— Start DATASET CONTENT —

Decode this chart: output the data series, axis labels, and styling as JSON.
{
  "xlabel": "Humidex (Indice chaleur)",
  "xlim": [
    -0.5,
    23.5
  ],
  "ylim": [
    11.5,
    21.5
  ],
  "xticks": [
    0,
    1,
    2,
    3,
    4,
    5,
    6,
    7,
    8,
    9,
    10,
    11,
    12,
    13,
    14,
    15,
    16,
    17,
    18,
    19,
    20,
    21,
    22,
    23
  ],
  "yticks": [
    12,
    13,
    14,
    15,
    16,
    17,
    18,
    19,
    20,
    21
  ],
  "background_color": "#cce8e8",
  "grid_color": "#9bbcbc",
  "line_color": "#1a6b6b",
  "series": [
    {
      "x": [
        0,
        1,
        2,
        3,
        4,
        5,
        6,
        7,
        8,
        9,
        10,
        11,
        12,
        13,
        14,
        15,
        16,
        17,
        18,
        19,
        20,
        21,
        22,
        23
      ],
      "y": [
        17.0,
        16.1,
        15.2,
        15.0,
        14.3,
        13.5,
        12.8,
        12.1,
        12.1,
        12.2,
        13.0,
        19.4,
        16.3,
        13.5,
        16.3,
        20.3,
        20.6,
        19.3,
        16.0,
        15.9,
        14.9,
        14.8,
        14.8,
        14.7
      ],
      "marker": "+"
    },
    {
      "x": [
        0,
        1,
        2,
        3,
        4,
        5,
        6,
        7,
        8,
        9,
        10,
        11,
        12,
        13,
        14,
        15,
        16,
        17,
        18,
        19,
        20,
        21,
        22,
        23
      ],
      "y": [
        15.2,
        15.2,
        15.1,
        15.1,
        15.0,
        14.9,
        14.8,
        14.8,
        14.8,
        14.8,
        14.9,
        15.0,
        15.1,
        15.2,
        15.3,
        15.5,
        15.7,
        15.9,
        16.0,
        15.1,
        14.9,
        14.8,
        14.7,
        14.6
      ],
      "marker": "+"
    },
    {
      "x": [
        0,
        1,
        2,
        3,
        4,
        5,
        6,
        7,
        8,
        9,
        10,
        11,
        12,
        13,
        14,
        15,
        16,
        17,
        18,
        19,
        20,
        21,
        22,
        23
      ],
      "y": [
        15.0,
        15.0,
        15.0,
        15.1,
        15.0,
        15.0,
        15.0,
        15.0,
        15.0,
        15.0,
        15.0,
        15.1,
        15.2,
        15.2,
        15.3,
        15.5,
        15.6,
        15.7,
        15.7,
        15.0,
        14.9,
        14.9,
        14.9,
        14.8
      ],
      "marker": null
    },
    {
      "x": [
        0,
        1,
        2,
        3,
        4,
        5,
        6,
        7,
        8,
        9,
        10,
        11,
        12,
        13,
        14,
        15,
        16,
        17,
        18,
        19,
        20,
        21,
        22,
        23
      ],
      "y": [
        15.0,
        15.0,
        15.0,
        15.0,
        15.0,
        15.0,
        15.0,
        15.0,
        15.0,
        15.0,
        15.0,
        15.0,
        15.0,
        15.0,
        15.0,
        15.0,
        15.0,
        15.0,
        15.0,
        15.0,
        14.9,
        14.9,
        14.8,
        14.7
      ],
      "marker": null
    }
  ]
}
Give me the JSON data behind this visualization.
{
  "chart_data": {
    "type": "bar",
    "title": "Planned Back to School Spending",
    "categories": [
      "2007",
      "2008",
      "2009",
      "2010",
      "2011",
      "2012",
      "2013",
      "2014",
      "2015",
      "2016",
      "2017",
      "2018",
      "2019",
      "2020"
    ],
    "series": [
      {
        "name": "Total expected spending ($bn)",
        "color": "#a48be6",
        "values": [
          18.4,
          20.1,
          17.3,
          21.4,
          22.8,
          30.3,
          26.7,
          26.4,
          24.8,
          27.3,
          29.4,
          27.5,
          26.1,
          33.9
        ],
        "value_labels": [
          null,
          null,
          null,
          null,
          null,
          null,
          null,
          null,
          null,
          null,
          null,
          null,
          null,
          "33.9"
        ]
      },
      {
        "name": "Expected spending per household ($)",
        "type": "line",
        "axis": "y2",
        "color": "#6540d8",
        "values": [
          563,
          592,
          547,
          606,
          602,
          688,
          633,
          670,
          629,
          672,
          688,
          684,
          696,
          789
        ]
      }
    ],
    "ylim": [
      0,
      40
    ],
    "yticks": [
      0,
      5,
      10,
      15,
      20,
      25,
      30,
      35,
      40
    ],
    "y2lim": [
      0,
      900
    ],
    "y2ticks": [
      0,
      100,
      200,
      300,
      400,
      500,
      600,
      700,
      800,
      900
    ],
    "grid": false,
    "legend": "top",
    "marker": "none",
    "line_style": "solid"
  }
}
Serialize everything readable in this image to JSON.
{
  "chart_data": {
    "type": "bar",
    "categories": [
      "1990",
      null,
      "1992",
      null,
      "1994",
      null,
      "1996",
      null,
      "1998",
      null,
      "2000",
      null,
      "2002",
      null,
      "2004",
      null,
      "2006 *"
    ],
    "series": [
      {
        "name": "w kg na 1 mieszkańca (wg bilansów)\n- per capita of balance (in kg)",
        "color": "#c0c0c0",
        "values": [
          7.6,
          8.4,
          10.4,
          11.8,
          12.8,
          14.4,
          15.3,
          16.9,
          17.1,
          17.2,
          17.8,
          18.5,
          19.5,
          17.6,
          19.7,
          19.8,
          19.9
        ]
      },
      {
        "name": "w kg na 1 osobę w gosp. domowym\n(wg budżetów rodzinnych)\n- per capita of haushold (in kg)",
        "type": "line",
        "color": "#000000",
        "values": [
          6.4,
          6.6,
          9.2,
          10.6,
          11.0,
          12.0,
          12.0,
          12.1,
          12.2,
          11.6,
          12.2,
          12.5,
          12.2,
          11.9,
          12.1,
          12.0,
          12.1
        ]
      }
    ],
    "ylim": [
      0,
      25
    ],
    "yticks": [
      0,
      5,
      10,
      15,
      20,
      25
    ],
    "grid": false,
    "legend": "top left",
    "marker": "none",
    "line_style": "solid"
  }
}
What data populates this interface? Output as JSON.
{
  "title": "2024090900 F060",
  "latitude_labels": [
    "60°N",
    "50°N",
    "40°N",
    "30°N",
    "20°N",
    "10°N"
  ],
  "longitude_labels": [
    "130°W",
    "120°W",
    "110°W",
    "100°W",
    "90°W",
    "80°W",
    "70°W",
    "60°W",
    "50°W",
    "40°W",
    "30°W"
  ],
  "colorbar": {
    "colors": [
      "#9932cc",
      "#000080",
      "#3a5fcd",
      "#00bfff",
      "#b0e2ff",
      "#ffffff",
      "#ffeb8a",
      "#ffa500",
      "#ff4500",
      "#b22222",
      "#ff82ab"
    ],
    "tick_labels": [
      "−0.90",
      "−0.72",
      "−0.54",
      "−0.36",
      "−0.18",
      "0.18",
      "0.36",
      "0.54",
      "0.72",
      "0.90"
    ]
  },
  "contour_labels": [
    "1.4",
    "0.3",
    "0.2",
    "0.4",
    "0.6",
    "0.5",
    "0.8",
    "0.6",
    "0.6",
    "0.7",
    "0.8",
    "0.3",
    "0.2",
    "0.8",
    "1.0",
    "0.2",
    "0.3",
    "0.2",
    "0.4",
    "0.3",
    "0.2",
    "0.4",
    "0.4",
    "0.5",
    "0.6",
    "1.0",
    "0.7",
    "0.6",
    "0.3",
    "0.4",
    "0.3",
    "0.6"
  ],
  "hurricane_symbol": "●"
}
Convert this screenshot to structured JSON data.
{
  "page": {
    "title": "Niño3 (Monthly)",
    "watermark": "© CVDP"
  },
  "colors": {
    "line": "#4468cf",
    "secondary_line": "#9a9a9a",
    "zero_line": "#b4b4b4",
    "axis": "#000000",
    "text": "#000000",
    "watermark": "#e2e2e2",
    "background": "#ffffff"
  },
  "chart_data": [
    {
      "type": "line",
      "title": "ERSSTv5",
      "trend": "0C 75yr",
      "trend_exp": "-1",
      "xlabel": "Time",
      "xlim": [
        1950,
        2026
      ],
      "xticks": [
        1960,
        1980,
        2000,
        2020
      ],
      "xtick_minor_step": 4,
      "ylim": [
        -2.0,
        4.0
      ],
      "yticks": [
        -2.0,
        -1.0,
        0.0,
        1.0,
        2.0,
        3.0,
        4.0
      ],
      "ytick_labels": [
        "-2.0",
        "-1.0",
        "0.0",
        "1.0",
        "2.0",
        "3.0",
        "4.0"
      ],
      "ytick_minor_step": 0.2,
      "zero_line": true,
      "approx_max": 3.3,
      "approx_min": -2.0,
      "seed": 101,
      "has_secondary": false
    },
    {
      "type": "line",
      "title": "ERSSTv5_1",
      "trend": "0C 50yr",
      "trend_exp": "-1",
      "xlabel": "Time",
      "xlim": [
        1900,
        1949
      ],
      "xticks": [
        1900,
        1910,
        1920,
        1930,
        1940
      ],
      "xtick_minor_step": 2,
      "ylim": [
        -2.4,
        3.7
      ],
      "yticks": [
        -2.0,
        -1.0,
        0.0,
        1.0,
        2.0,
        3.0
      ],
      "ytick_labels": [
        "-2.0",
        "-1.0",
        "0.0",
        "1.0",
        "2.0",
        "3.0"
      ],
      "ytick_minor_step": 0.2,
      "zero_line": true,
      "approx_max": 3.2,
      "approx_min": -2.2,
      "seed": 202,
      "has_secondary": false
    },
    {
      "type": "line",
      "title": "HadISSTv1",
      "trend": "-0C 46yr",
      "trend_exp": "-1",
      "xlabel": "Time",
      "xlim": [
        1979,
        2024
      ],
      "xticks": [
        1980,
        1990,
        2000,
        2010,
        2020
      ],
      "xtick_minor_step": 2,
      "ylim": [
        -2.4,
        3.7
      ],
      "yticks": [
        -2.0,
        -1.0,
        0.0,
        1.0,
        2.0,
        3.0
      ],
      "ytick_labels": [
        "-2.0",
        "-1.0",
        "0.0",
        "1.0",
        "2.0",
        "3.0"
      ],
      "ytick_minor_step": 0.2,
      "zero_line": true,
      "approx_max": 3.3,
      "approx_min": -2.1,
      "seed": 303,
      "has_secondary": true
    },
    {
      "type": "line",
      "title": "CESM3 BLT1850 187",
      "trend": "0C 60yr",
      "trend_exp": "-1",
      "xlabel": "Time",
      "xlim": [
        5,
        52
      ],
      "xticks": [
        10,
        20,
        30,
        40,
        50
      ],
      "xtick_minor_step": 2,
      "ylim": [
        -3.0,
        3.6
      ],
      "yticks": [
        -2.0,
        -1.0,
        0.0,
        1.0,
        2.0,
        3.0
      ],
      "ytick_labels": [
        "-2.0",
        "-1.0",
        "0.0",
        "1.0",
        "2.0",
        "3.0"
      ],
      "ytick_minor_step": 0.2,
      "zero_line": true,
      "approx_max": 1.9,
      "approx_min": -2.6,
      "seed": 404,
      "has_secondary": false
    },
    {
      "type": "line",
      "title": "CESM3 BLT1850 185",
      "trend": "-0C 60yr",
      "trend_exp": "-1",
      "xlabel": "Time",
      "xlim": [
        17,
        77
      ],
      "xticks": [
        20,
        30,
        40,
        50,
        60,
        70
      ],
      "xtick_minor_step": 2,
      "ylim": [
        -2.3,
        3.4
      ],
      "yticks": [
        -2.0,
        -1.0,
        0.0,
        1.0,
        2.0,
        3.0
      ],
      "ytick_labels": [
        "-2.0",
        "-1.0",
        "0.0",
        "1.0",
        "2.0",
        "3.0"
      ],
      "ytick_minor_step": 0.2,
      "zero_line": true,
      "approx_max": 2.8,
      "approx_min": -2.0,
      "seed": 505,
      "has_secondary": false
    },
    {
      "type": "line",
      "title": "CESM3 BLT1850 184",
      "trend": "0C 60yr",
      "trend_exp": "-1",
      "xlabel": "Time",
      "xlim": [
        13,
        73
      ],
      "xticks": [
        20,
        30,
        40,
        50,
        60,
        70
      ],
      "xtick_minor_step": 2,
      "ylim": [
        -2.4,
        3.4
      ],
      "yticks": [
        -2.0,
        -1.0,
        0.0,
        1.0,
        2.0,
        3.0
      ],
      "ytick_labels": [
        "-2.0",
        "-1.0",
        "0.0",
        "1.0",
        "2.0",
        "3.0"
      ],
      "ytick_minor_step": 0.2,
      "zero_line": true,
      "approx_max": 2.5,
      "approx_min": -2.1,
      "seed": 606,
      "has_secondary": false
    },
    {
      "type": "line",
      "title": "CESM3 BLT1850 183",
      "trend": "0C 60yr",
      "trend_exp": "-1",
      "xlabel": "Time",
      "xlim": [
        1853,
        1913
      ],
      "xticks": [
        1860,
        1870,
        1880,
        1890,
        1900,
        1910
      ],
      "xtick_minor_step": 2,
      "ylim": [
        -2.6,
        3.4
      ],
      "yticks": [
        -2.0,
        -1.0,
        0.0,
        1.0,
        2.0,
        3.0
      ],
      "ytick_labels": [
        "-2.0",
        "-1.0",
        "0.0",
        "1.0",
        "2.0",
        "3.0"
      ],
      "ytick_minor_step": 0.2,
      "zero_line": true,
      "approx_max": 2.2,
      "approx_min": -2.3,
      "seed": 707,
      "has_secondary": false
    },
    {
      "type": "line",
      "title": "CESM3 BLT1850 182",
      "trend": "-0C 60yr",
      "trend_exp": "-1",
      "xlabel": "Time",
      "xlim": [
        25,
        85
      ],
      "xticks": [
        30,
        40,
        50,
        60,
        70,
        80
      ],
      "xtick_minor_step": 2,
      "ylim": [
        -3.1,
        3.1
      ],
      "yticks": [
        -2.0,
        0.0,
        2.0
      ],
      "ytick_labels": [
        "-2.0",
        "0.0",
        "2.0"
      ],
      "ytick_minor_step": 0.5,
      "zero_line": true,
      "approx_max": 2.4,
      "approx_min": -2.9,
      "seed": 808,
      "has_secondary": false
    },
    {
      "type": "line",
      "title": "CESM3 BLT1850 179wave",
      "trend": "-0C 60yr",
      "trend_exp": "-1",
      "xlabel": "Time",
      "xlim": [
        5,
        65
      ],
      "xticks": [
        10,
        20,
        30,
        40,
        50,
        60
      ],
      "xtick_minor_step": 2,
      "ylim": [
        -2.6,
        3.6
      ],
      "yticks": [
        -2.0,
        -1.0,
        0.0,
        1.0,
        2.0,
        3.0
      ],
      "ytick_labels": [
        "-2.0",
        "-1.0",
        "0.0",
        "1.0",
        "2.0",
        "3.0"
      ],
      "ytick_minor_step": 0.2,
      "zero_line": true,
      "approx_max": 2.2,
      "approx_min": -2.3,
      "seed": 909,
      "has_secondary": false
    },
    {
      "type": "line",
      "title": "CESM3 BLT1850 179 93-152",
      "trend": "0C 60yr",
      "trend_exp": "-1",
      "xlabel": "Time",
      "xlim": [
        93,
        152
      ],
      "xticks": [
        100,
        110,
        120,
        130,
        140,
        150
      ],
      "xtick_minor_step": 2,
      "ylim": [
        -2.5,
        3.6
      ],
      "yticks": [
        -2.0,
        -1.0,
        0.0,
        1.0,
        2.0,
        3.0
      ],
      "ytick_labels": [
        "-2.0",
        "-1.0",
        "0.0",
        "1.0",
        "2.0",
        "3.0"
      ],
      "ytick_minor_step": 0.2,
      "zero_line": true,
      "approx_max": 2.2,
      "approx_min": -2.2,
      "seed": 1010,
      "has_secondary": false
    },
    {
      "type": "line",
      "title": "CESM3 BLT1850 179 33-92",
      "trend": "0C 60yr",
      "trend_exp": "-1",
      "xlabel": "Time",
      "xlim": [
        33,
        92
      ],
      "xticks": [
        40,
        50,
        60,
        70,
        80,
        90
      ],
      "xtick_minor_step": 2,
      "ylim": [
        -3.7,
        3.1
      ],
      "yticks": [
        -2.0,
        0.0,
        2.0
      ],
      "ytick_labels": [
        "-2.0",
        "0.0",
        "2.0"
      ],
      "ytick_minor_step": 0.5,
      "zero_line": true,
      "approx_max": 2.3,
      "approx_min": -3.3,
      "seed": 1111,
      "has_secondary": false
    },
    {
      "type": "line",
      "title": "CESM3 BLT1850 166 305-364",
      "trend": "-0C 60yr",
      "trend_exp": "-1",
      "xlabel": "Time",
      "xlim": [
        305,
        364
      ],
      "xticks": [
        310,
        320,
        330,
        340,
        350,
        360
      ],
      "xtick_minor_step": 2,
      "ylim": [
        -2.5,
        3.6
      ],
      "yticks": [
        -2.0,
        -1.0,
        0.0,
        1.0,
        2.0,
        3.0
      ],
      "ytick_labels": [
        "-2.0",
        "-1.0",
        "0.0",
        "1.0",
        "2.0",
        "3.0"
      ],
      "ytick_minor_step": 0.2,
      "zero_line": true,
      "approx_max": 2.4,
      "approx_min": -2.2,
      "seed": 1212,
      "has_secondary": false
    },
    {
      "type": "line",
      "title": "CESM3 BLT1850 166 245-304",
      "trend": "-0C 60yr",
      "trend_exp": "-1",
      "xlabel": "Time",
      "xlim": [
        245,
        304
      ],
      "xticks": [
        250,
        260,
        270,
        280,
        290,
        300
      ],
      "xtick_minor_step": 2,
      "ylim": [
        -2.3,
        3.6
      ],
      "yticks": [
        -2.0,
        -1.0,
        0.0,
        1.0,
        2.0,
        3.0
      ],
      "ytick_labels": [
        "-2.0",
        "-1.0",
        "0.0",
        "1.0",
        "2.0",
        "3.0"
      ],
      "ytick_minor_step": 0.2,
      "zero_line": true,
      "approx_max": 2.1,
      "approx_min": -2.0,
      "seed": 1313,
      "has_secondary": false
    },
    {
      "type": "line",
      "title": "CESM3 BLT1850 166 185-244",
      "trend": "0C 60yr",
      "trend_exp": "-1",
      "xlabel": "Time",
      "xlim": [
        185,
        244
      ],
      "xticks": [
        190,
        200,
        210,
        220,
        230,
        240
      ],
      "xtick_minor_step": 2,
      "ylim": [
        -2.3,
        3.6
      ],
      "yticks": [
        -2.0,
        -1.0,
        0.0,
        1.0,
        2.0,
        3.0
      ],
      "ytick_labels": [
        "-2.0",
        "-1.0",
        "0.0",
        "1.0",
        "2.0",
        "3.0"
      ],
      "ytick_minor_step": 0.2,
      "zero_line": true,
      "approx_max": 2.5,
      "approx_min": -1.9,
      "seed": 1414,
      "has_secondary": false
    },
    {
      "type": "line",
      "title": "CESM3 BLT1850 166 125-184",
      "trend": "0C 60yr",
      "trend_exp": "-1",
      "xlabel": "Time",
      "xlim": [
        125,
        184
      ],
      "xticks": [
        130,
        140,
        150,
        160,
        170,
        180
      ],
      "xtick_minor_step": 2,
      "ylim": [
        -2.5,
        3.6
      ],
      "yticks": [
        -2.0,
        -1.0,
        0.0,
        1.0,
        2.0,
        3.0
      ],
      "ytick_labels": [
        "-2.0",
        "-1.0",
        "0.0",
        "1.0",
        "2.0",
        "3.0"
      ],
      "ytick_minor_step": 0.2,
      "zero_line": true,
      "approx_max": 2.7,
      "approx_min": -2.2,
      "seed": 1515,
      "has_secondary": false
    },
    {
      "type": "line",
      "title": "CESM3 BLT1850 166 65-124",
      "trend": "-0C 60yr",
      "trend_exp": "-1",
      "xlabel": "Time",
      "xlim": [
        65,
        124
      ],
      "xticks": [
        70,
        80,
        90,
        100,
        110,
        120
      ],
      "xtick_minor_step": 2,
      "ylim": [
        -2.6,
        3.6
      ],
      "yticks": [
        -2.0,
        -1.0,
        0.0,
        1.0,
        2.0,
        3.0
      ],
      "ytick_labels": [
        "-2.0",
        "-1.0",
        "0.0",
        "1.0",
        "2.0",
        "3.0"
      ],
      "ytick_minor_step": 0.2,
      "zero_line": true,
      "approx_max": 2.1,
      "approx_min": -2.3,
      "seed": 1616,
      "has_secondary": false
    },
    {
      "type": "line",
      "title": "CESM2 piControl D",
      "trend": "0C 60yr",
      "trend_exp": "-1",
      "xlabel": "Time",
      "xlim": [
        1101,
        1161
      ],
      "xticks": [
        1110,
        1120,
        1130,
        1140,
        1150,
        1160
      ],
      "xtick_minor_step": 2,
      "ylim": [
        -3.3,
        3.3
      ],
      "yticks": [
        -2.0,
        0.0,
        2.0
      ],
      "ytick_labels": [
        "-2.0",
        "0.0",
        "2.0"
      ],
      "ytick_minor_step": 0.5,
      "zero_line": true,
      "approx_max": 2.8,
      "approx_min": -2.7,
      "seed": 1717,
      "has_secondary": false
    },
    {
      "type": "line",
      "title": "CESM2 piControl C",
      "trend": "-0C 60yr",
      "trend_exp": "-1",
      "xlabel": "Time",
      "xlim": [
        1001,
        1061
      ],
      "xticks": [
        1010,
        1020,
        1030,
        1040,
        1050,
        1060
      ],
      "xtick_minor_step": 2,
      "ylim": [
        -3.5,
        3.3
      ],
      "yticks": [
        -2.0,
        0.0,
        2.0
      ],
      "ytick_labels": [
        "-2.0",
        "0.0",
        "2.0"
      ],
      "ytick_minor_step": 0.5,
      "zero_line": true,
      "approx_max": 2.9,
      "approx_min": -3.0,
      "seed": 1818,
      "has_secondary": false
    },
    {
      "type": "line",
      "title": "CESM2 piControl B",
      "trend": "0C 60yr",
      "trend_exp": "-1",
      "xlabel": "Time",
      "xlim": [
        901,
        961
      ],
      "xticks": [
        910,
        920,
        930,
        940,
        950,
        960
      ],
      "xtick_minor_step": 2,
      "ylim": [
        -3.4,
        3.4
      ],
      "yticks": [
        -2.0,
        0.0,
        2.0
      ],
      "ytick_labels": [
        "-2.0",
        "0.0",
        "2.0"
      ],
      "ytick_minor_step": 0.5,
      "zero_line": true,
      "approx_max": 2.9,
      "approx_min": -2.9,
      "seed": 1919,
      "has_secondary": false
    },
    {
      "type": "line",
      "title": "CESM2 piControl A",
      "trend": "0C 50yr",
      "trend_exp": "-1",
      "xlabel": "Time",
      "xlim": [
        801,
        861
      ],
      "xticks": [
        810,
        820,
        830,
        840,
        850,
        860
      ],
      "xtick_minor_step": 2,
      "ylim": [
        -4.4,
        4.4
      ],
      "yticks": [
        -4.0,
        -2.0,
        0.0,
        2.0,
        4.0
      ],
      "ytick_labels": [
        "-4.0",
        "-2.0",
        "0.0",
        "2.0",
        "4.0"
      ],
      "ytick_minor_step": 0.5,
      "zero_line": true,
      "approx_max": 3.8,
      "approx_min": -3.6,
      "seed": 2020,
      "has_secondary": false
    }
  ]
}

— End DATASET CONTENT —

--- EXERCISE GOAL ---
Collect every line above that contains the word "capita".

--- THE SOLUTION ---
        "name": "w kg na 1 mieszkańca (wg bilansów)\n- per capita of balance (in kg)",
        "name": "w kg na 1 osobę w gosp. domowym\n(wg budżetów rodzinnych)\n- per capita of haushold (in kg)",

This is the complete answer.